- _TASK TO CARRY OUT_:
The listing below should be written out exactly; please include all of it.

- _RECORDS_:
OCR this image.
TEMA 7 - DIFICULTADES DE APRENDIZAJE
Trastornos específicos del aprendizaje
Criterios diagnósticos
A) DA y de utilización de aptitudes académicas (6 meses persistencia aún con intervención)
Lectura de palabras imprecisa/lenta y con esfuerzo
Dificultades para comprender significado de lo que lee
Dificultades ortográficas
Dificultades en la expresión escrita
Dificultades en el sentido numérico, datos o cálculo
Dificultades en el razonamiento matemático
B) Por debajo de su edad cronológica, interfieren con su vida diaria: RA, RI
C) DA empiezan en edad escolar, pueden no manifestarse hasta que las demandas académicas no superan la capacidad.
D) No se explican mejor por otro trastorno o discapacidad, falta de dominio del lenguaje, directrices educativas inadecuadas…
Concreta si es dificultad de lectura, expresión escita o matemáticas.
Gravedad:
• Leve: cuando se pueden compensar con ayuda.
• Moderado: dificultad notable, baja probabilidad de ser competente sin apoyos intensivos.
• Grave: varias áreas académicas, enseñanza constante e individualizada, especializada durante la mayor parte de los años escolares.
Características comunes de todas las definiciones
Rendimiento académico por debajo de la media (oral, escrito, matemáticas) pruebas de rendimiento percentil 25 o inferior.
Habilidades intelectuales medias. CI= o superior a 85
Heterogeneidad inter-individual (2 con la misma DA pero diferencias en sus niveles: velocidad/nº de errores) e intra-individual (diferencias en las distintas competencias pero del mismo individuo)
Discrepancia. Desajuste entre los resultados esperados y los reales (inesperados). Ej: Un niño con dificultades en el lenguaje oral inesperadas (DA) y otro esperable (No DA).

- _COMPLETE ANSWER_:
OCR this image.
TEMA 7 - DIFICULTADES DE APRENDIZAJE
Trastornos específicos del aprendizaje
Criterios diagnósticos
A) DA y de utilización de aptitudes académicas (6 meses persistencia aún con intervención)
Lectura de palabras imprecisa/lenta y con esfuerzo
Dificultades para comprender significado de lo que lee
Dificultades ortográficas
Dificultades en la expresión escrita
Dificultades en el sentido numérico, datos o cálculo
Dificultades en el razonamiento matemático
B) Por debajo de su edad cronológica, interfieren con su vida diaria: RA, RI
C) DA empiezan en edad escolar, pueden no manifestarse hasta que las demandas académicas no superan la capacidad.
D) No se explican mejor por otro trastorno o discapacidad, falta de dominio del lenguaje, directrices educativas inadecuadas…
Concreta si es dificultad de lectura, expresión escita o matemáticas.
Gravedad:
• Leve: cuando se pueden compensar con ayuda.
• Moderado: dificultad notable, baja probabilidad de ser competente sin apoyos intensivos.
• Grave: varias áreas académicas, enseñanza constante e individualizada, especializada durante la mayor parte de los años escolares.
Características comunes de todas las definiciones
Rendimiento académico por debajo de la media (oral, escrito, matemáticas) pruebas de rendimiento percentil 25 o inferior.
Habilidades intelectuales medias. CI= o superior a 85
Heterogeneidad inter-individual (2 con la misma DA pero diferencias en sus niveles: velocidad/nº de errores) e intra-individual (diferencias en las distintas competencias pero del mismo individuo)
Discrepancia. Desajuste entre los resultados esperados y los reales (inesperados). Ej: Un niño con dificultades en el lenguaje oral inesperadas (DA) y otro esperable (No DA).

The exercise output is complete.